The task:
Examine the records and identify each line that includes the string "JSON". Copy those lines.

Entries with figure data:
.....

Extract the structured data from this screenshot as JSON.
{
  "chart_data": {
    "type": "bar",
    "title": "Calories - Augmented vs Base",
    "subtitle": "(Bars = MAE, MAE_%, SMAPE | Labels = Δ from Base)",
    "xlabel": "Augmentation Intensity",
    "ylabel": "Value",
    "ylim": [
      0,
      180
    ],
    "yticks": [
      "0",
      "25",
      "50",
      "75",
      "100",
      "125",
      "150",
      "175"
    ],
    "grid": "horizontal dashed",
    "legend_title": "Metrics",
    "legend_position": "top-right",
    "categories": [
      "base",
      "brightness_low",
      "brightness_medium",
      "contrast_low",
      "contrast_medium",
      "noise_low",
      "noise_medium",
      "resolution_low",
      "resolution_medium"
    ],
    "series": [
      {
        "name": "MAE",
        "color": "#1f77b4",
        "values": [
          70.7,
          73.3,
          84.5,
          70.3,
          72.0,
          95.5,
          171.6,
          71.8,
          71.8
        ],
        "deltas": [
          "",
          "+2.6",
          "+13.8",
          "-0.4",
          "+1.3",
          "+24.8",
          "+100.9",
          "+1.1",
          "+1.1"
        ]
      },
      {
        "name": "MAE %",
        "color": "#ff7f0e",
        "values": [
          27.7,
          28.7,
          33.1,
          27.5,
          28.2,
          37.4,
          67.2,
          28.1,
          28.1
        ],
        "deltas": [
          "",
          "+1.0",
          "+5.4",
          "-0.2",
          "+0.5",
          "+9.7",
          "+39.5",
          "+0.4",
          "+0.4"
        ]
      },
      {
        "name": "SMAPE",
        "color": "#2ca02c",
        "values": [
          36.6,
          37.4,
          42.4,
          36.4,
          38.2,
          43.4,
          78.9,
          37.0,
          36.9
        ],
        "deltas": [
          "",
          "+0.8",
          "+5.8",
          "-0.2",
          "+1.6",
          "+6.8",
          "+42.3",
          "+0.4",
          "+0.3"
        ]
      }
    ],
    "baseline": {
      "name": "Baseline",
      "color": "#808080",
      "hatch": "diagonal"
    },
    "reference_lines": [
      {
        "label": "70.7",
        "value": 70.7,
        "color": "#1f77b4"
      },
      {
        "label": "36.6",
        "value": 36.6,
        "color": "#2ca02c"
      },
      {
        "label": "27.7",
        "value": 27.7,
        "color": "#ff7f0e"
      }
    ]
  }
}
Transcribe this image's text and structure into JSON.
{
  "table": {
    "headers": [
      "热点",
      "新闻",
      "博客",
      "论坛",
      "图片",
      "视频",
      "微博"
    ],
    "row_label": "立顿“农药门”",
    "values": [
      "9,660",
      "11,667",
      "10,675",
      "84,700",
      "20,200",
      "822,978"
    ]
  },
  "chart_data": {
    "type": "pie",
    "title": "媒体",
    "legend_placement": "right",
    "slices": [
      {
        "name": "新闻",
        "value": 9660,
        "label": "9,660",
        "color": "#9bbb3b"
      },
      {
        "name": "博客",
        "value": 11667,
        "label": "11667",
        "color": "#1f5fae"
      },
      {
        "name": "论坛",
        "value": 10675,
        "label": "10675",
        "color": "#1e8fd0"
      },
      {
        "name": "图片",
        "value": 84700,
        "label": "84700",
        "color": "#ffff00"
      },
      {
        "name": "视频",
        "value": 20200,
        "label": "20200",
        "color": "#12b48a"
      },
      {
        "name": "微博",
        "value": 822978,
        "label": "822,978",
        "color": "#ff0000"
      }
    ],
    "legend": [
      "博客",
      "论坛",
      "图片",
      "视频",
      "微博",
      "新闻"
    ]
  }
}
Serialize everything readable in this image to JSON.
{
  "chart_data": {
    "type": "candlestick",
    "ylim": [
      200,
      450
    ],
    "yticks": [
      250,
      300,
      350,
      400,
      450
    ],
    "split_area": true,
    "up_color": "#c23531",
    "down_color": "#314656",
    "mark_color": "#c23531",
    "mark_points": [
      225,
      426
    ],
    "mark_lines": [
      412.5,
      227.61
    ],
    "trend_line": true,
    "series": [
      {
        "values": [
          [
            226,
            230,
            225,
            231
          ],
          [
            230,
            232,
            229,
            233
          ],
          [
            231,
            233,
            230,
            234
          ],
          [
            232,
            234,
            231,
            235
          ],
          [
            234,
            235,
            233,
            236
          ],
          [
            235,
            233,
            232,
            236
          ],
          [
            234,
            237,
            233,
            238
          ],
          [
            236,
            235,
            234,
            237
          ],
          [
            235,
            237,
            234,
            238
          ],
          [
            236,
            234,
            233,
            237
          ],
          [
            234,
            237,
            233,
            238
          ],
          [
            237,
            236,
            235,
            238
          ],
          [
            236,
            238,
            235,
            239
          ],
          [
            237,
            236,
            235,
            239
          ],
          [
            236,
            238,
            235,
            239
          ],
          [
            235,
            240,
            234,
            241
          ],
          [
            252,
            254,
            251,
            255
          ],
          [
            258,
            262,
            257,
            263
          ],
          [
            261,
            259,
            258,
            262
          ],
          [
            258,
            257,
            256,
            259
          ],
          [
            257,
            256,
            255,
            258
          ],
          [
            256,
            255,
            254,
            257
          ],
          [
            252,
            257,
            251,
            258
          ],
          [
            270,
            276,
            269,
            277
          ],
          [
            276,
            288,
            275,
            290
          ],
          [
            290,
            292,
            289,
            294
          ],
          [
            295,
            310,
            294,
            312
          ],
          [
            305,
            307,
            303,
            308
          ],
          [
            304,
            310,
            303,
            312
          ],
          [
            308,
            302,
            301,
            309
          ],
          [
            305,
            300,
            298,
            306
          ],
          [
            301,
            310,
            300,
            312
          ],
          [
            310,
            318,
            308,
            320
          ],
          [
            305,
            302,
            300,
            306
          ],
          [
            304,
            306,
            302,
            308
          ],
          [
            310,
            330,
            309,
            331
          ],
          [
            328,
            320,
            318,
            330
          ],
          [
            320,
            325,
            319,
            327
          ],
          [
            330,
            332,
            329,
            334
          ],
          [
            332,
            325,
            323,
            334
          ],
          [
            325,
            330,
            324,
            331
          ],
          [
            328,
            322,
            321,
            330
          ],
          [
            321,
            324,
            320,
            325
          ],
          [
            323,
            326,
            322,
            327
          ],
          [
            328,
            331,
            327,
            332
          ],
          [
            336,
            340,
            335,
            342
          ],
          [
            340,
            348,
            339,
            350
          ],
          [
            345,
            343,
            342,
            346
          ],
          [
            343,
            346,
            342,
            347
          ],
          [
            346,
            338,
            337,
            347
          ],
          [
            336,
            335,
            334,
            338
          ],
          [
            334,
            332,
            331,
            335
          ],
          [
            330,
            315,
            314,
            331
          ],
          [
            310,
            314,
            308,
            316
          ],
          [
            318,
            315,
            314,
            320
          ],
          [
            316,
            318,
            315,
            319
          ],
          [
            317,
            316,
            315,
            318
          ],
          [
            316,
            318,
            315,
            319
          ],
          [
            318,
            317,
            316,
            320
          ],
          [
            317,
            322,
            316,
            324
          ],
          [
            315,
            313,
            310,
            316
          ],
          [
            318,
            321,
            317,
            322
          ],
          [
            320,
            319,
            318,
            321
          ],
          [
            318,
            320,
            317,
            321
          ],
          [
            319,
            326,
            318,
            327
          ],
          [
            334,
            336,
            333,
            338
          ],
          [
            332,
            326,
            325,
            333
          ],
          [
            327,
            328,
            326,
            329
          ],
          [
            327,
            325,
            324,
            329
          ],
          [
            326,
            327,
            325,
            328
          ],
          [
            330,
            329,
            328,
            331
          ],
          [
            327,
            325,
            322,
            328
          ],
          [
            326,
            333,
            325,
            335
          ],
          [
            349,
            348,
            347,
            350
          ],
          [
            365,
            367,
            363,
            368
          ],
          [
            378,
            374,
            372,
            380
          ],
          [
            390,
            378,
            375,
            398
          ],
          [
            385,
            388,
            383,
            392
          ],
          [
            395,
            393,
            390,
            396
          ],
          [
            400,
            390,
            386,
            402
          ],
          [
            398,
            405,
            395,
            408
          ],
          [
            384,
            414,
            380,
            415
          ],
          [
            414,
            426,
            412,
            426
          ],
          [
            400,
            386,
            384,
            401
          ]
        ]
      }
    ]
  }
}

.....

Exercise output:
Extract the structured data from this screenshot as JSON.
Transcribe this image's text and structure into JSON.
Serialize everything readable in this image to JSON.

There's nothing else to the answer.